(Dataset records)
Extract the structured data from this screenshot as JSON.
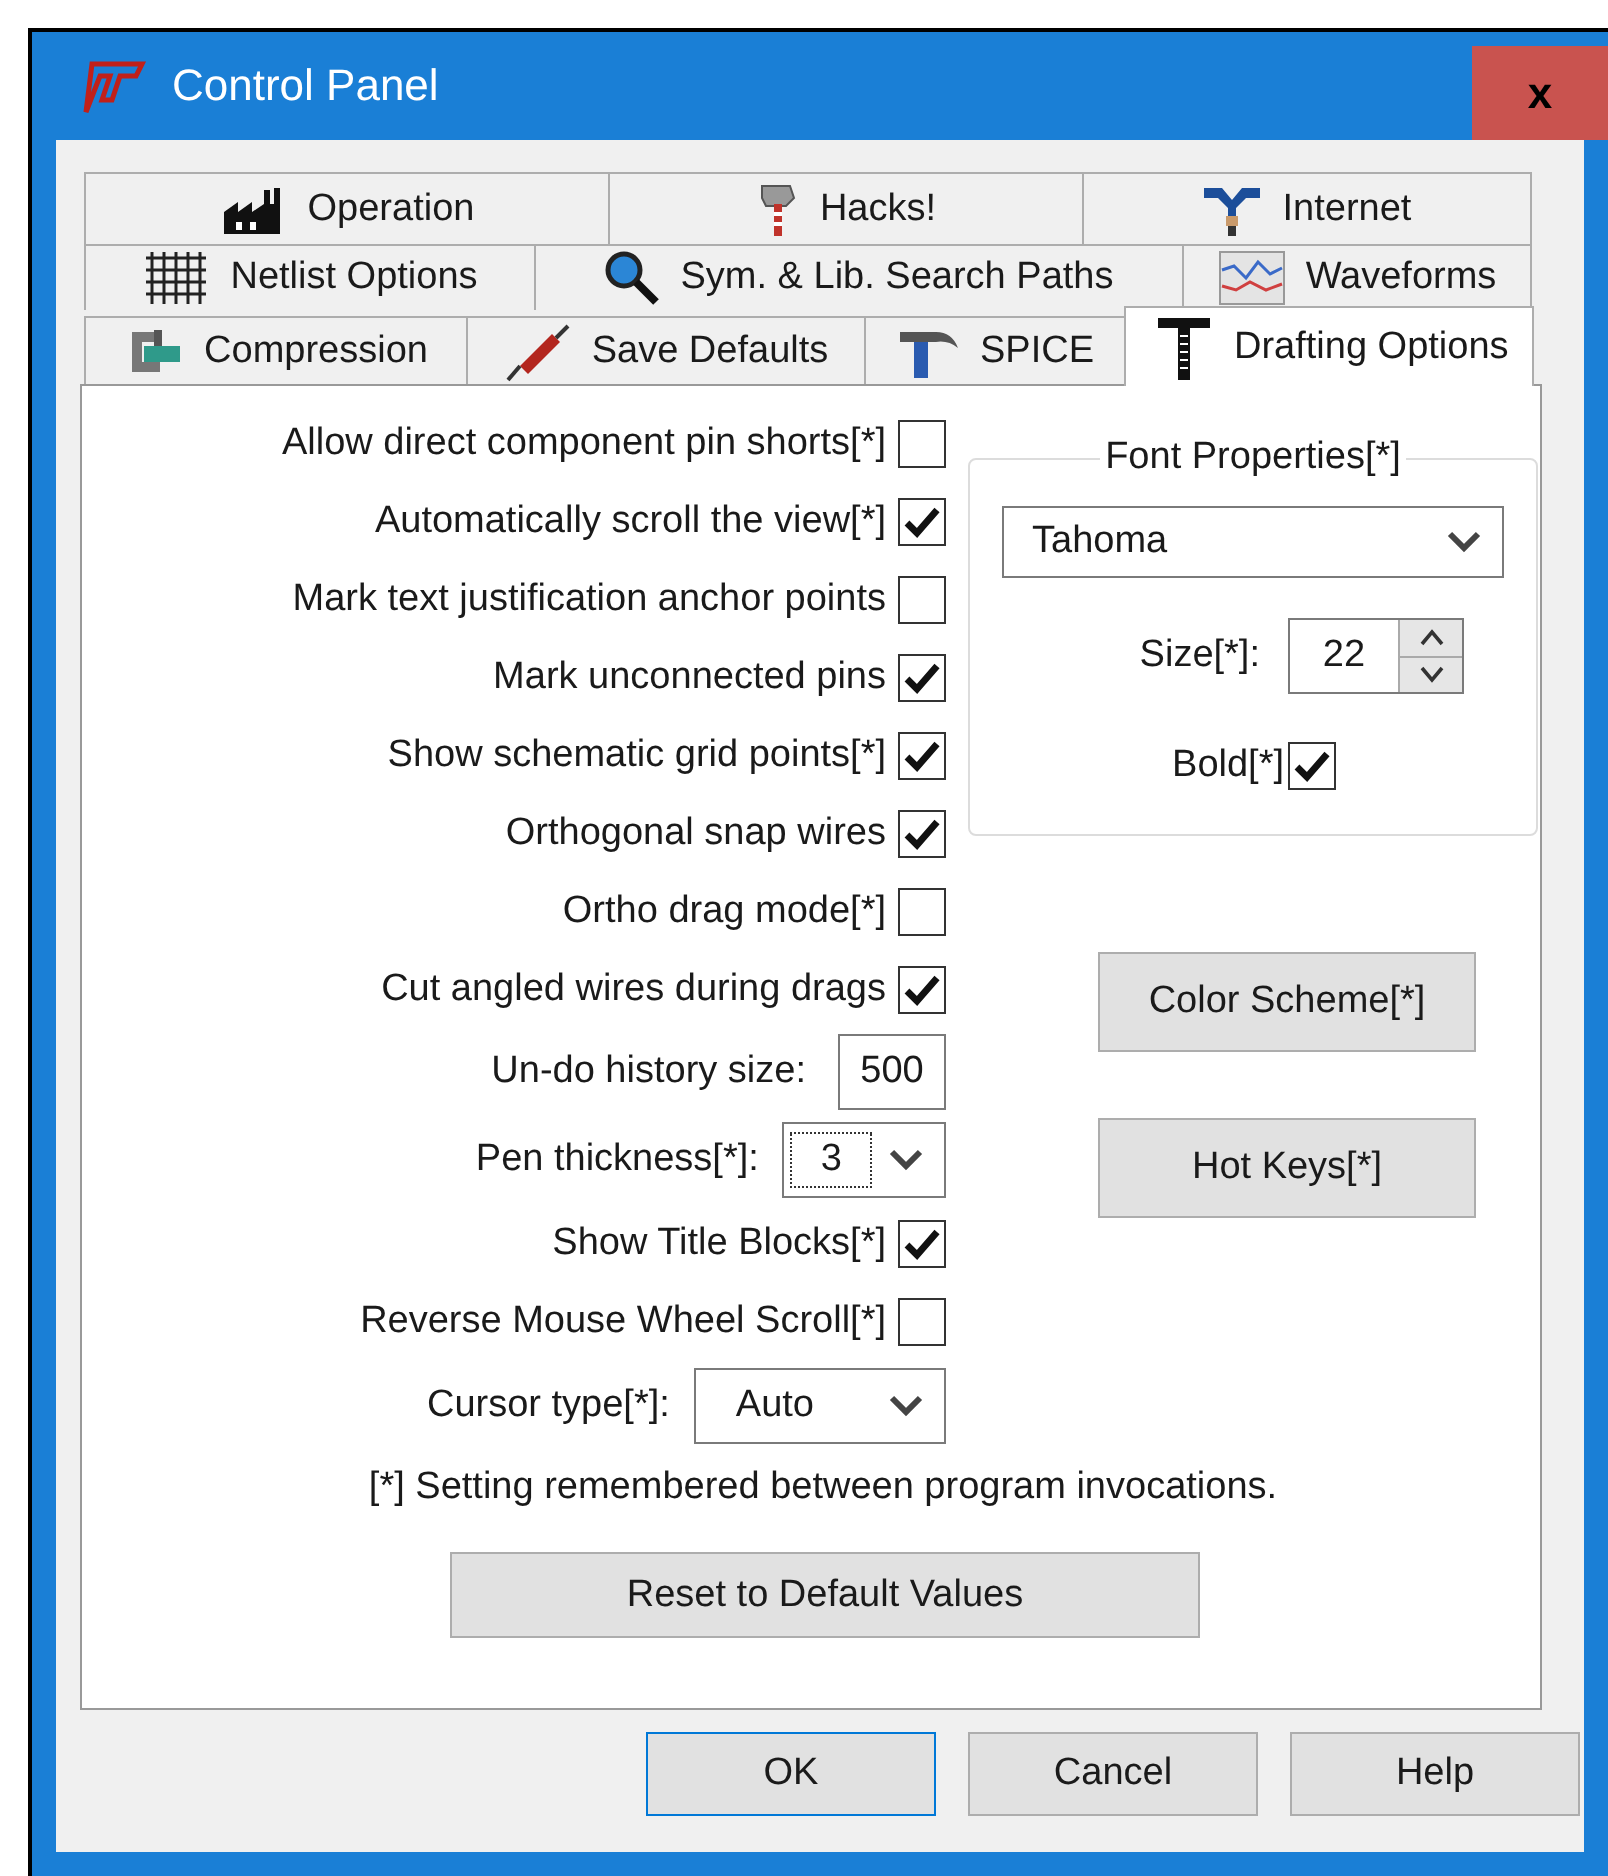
{
  "window": {
    "title": "Control Panel",
    "close": "x"
  },
  "tab_rows": [
    [
      {
        "label": "Operation",
        "selected": false
      },
      {
        "label": "Hacks!",
        "selected": false
      },
      {
        "label": "Internet",
        "selected": false
      }
    ],
    [
      {
        "label": "Netlist Options",
        "selected": false
      },
      {
        "label": "Sym. & Lib. Search Paths",
        "selected": false
      },
      {
        "label": "Waveforms",
        "selected": false
      }
    ],
    [
      {
        "label": "Compression",
        "selected": false
      },
      {
        "label": "Save Defaults",
        "selected": false
      },
      {
        "label": "SPICE",
        "selected": false
      },
      {
        "label": "Drafting Options",
        "selected": true
      }
    ]
  ],
  "options": [
    {
      "kind": "checkbox",
      "label": "Allow direct component pin shorts[*]",
      "checked": false
    },
    {
      "kind": "checkbox",
      "label": "Automatically scroll the view[*]",
      "checked": true
    },
    {
      "kind": "checkbox",
      "label": "Mark text justification anchor points",
      "checked": false
    },
    {
      "kind": "checkbox",
      "label": "Mark unconnected pins",
      "checked": true
    },
    {
      "kind": "checkbox",
      "label": "Show schematic grid points[*]",
      "checked": true
    },
    {
      "kind": "checkbox",
      "label": "Orthogonal snap wires",
      "checked": true
    },
    {
      "kind": "checkbox",
      "label": "Ortho drag mode[*]",
      "checked": false
    },
    {
      "kind": "checkbox",
      "label": "Cut angled wires during drags",
      "checked": true
    },
    {
      "kind": "number",
      "label": "Un-do history size:",
      "value": "500"
    },
    {
      "kind": "dropdown",
      "label": "Pen thickness[*]:",
      "value": "3",
      "focused": true
    },
    {
      "kind": "checkbox",
      "label": "Show Title Blocks[*]",
      "checked": true
    },
    {
      "kind": "checkbox",
      "label": "Reverse Mouse Wheel Scroll[*]",
      "checked": false
    },
    {
      "kind": "dropdown",
      "label": "Cursor type[*]:",
      "value": "Auto",
      "focused": false
    }
  ],
  "note": "[*] Setting remembered between program invocations.",
  "reset_button": "Reset to Default Values",
  "font_properties": {
    "title": "Font Properties[*]",
    "font": "Tahoma",
    "size_label": "Size[*]:",
    "size": "22",
    "bold_label": "Bold[*]",
    "bold": true
  },
  "side_buttons": [
    "Color Scheme[*]",
    "Hot Keys[*]"
  ],
  "buttons": [
    {
      "label": "OK",
      "default": true
    },
    {
      "label": "Cancel",
      "default": false
    },
    {
      "label": "Help",
      "default": false
    }
  ]
}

Exercise aim: Leave out the pictures and copy the rest of the material above exactly.

The response:
Extract the structured data from this screenshot as JSON.
{
  "window": {
    "title": "Control Panel",
    "close": "x"
  },
  "tab_rows": [
    [
      {
        "label": "Operation",
        "selected": false
      },
      {
        "label": "Hacks!",
        "selected": false
      },
      {
        "label": "Internet",
        "selected": false
      }
    ],
    [
      {
        "label": "Netlist Options",
        "selected": false
      },
      {
        "label": "Sym. & Lib. Search Paths",
        "selected": false
      },
      {
        "label": "Waveforms",
        "selected": false
      }
    ],
    [
      {
        "label": "Compression",
        "selected": false
      },
      {
        "label": "Save Defaults",
        "selected": false
      },
      {
        "label": "SPICE",
        "selected": false
      },
      {
        "label": "Drafting Options",
        "selected": true
      }
    ]
  ],
  "options": [
    {
      "kind": "checkbox",
      "label": "Allow direct component pin shorts[*]",
      "checked": false
    },
    {
      "kind": "checkbox",
      "label": "Automatically scroll the view[*]",
      "checked": true
    },
    {
      "kind": "checkbox",
      "label": "Mark text justification anchor points",
      "checked": false
    },
    {
      "kind": "checkbox",
      "label": "Mark unconnected pins",
      "checked": true
    },
    {
      "kind": "checkbox",
      "label": "Show schematic grid points[*]",
      "checked": true
    },
    {
      "kind": "checkbox",
      "label": "Orthogonal snap wires",
      "checked": true
    },
    {
      "kind": "checkbox",
      "label": "Ortho drag mode[*]",
      "checked": false
    },
    {
      "kind": "checkbox",
      "label": "Cut angled wires during drags",
      "checked": true
    },
    {
      "kind": "number",
      "label": "Un-do history size:",
      "value": "500"
    },
    {
      "kind": "dropdown",
      "label": "Pen thickness[*]:",
      "value": "3",
      "focused": true
    },
    {
      "kind": "checkbox",
      "label": "Show Title Blocks[*]",
      "checked": true
    },
    {
      "kind": "checkbox",
      "label": "Reverse Mouse Wheel Scroll[*]",
      "checked": false
    },
    {
      "kind": "dropdown",
      "label": "Cursor type[*]:",
      "value": "Auto",
      "focused": false
    }
  ],
  "note": "[*] Setting remembered between program invocations.",
  "reset_button": "Reset to Default Values",
  "font_properties": {
    "title": "Font Properties[*]",
    "font": "Tahoma",
    "size_label": "Size[*]:",
    "size": "22",
    "bold_label": "Bold[*]",
    "bold": true
  },
  "side_buttons": [
    "Color Scheme[*]",
    "Hot Keys[*]"
  ],
  "buttons": [
    {
      "label": "OK",
      "default": true
    },
    {
      "label": "Cancel",
      "default": false
    },
    {
      "label": "Help",
      "default": false
    }
  ]
}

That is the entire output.